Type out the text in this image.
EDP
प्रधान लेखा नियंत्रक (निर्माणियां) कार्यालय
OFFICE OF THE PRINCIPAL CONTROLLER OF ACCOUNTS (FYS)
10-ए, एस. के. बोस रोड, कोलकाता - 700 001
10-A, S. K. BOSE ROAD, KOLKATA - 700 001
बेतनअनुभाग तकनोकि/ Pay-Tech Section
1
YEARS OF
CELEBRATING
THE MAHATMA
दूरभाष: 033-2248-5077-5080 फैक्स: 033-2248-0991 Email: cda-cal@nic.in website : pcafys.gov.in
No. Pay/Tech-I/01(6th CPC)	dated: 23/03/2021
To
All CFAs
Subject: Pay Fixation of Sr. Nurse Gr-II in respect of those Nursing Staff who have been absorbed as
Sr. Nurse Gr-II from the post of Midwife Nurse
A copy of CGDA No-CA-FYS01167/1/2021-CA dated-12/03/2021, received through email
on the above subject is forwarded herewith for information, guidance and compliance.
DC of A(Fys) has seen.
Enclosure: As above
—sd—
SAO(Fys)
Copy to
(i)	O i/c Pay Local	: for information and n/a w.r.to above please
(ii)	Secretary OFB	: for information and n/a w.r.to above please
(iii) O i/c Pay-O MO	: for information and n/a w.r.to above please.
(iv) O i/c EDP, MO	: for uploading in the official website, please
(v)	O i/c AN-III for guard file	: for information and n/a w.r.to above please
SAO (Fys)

★ ★ ★ ★

EXERCISE – Make a list of all lines in the data that contain "above".

SOLUTION FOR THIS EXERCISE –
on the above subject is forwarded herewith for information, guidance and compliance.
Enclosure: As above
(i)	O i/c Pay Local	: for information and n/a w.r.to above please
(ii)	Secretary OFB	: for information and n/a w.r.to above please
(iii) O i/c Pay-O MO	: for information and n/a w.r.to above please.
(v)	O i/c AN-III for guard file	: for information and n/a w.r.to above please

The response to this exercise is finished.